- WRITTEN INSTRUCTION
Identify all lines of the data containing the string "Signaling" and copy them.

- INPUT RECORDS
════════════════════

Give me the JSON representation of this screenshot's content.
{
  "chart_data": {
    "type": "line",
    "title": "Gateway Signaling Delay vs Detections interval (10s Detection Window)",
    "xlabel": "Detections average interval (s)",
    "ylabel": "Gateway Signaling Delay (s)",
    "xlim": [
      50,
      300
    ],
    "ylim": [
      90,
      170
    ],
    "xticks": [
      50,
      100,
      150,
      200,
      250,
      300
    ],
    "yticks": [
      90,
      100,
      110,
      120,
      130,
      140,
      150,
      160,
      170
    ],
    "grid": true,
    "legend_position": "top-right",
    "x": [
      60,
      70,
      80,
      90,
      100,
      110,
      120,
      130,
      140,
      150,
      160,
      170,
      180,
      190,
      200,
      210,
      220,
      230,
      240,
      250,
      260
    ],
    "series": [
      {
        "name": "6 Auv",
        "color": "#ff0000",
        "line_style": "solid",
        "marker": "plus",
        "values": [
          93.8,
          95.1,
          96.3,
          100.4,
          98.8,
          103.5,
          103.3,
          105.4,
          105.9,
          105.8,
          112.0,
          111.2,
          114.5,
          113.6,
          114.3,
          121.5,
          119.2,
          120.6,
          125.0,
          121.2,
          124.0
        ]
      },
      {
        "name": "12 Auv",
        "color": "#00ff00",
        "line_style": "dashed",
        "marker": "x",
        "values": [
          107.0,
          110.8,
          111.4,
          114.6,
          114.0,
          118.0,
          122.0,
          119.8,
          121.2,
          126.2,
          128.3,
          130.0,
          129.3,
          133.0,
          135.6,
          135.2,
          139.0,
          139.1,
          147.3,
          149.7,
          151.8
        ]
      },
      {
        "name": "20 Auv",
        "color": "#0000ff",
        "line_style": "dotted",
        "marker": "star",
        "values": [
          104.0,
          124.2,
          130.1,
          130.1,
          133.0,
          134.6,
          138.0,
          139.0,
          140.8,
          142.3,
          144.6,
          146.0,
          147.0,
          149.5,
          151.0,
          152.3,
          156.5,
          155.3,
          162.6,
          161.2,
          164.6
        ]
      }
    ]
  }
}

════════════════════

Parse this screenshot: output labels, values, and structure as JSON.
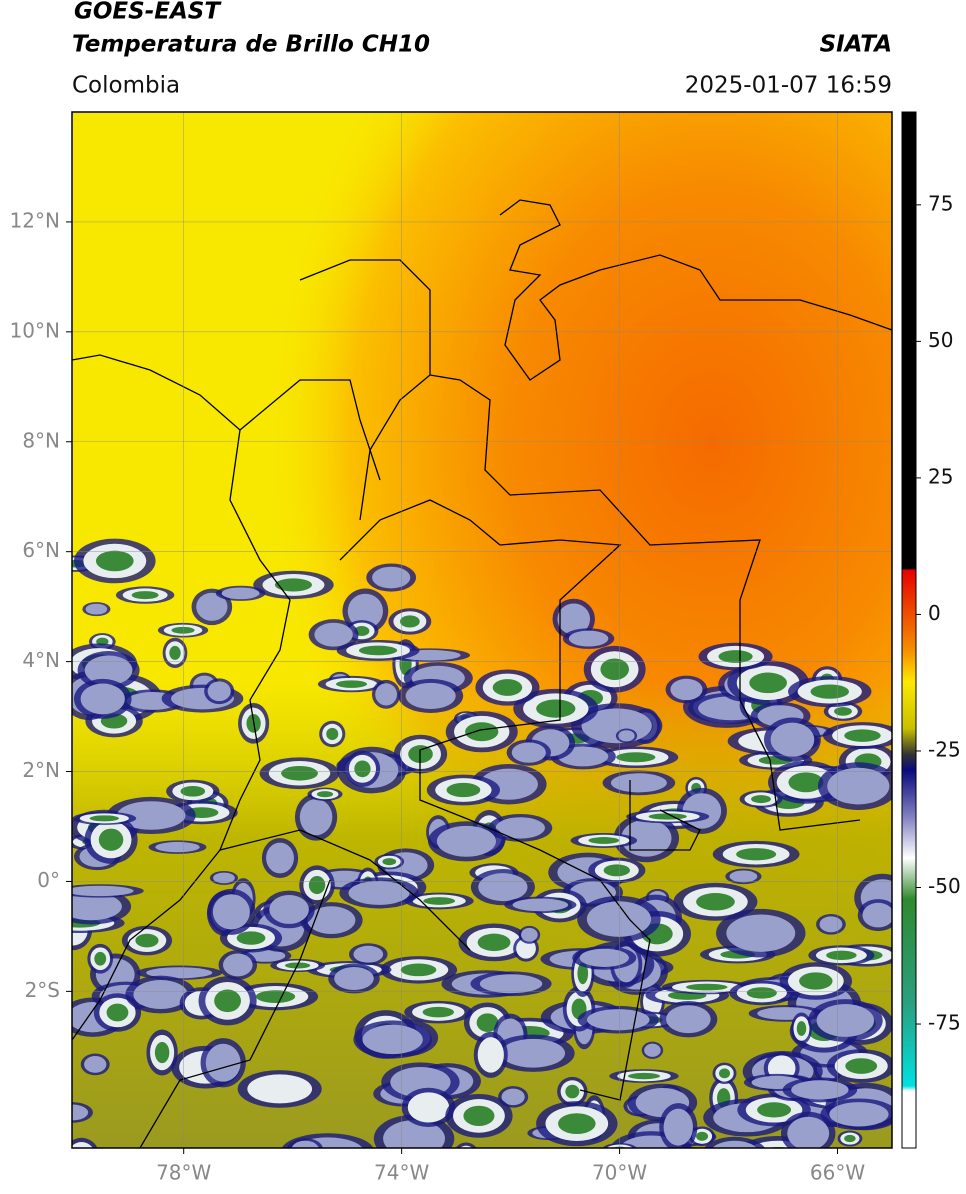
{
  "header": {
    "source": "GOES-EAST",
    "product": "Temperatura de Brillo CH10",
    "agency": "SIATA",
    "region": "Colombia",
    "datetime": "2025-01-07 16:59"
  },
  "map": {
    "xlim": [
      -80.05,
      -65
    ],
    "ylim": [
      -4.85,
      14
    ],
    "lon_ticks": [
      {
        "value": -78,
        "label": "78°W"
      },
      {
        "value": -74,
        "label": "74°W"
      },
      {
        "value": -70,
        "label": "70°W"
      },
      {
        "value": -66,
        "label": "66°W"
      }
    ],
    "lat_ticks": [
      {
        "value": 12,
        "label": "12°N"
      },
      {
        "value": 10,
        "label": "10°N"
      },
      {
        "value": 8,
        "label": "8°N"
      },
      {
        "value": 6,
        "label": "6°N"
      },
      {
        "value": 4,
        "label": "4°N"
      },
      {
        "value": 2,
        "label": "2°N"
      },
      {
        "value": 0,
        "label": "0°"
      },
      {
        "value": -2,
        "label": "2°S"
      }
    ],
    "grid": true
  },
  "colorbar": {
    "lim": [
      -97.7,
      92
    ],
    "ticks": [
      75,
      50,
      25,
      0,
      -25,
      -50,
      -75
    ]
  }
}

════════════════════

- CORRECT ANSWER
    "title": "Gateway Signaling Delay vs Detections interval (10s Detection Window)",
    "ylabel": "Gateway Signaling Delay (s)",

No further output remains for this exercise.